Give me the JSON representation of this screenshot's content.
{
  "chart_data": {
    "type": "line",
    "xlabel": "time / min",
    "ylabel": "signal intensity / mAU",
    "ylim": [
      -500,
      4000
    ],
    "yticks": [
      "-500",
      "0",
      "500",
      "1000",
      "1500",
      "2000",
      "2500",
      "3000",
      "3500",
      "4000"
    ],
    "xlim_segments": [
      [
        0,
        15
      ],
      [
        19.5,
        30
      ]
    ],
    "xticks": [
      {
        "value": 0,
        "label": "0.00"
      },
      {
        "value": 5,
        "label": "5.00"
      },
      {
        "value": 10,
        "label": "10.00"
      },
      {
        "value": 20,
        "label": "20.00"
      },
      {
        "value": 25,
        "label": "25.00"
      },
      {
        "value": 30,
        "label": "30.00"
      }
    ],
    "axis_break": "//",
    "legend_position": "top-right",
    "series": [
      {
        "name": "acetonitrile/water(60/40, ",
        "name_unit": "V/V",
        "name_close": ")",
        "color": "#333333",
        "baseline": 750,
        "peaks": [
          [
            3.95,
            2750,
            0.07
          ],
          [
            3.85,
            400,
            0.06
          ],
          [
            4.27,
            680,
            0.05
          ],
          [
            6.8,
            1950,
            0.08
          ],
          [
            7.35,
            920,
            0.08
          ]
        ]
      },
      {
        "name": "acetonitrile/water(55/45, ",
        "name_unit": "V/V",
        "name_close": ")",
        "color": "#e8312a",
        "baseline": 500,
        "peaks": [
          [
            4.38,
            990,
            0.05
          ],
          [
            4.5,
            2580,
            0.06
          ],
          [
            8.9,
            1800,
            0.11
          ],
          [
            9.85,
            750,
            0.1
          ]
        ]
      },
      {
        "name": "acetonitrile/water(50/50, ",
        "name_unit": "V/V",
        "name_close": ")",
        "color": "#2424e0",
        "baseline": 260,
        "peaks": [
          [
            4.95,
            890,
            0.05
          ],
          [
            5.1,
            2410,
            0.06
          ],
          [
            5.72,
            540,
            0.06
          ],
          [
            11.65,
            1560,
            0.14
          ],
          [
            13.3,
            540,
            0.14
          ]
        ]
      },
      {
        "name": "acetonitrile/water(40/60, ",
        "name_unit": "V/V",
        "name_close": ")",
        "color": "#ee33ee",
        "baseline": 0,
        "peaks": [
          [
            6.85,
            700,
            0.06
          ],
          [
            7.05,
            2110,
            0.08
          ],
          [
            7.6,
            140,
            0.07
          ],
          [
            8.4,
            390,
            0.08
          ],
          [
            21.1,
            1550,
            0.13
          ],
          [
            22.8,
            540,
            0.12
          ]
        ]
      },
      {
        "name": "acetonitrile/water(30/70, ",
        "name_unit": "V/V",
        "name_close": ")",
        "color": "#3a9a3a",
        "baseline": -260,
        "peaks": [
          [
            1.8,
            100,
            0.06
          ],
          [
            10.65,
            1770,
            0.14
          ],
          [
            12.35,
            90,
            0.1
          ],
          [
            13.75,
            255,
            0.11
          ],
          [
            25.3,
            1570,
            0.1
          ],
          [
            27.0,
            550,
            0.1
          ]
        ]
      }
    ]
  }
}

> Written instruction:
Exactly as written above, please repeat the entries.

> Exercise output:
Give me the JSON representation of this screenshot's content.
{
  "chart_data": {
    "type": "line",
    "xlabel": "time / min",
    "ylabel": "signal intensity / mAU",
    "ylim": [
      -500,
      4000
    ],
    "yticks": [
      "-500",
      "0",
      "500",
      "1000",
      "1500",
      "2000",
      "2500",
      "3000",
      "3500",
      "4000"
    ],
    "xlim_segments": [
      [
        0,
        15
      ],
      [
        19.5,
        30
      ]
    ],
    "xticks": [
      {
        "value": 0,
        "label": "0.00"
      },
      {
        "value": 5,
        "label": "5.00"
      },
      {
        "value": 10,
        "label": "10.00"
      },
      {
        "value": 20,
        "label": "20.00"
      },
      {
        "value": 25,
        "label": "25.00"
      },
      {
        "value": 30,
        "label": "30.00"
      }
    ],
    "axis_break": "//",
    "legend_position": "top-right",
    "series": [
      {
        "name": "acetonitrile/water(60/40, ",
        "name_unit": "V/V",
        "name_close": ")",
        "color": "#333333",
        "baseline": 750,
        "peaks": [
          [
            3.95,
            2750,
            0.07
          ],
          [
            3.85,
            400,
            0.06
          ],
          [
            4.27,
            680,
            0.05
          ],
          [
            6.8,
            1950,
            0.08
          ],
          [
            7.35,
            920,
            0.08
          ]
        ]
      },
      {
        "name": "acetonitrile/water(55/45, ",
        "name_unit": "V/V",
        "name_close": ")",
        "color": "#e8312a",
        "baseline": 500,
        "peaks": [
          [
            4.38,
            990,
            0.05
          ],
          [
            4.5,
            2580,
            0.06
          ],
          [
            8.9,
            1800,
            0.11
          ],
          [
            9.85,
            750,
            0.1
          ]
        ]
      },
      {
        "name": "acetonitrile/water(50/50, ",
        "name_unit": "V/V",
        "name_close": ")",
        "color": "#2424e0",
        "baseline": 260,
        "peaks": [
          [
            4.95,
            890,
            0.05
          ],
          [
            5.1,
            2410,
            0.06
          ],
          [
            5.72,
            540,
            0.06
          ],
          [
            11.65,
            1560,
            0.14
          ],
          [
            13.3,
            540,
            0.14
          ]
        ]
      },
      {
        "name": "acetonitrile/water(40/60, ",
        "name_unit": "V/V",
        "name_close": ")",
        "color": "#ee33ee",
        "baseline": 0,
        "peaks": [
          [
            6.85,
            700,
            0.06
          ],
          [
            7.05,
            2110,
            0.08
          ],
          [
            7.6,
            140,
            0.07
          ],
          [
            8.4,
            390,
            0.08
          ],
          [
            21.1,
            1550,
            0.13
          ],
          [
            22.8,
            540,
            0.12
          ]
        ]
      },
      {
        "name": "acetonitrile/water(30/70, ",
        "name_unit": "V/V",
        "name_close": ")",
        "color": "#3a9a3a",
        "baseline": -260,
        "peaks": [
          [
            1.8,
            100,
            0.06
          ],
          [
            10.65,
            1770,
            0.14
          ],
          [
            12.35,
            90,
            0.1
          ],
          [
            13.75,
            255,
            0.11
          ],
          [
            25.3,
            1570,
            0.1
          ],
          [
            27.0,
            550,
            0.1
          ]
        ]
      }
    ]
  }
}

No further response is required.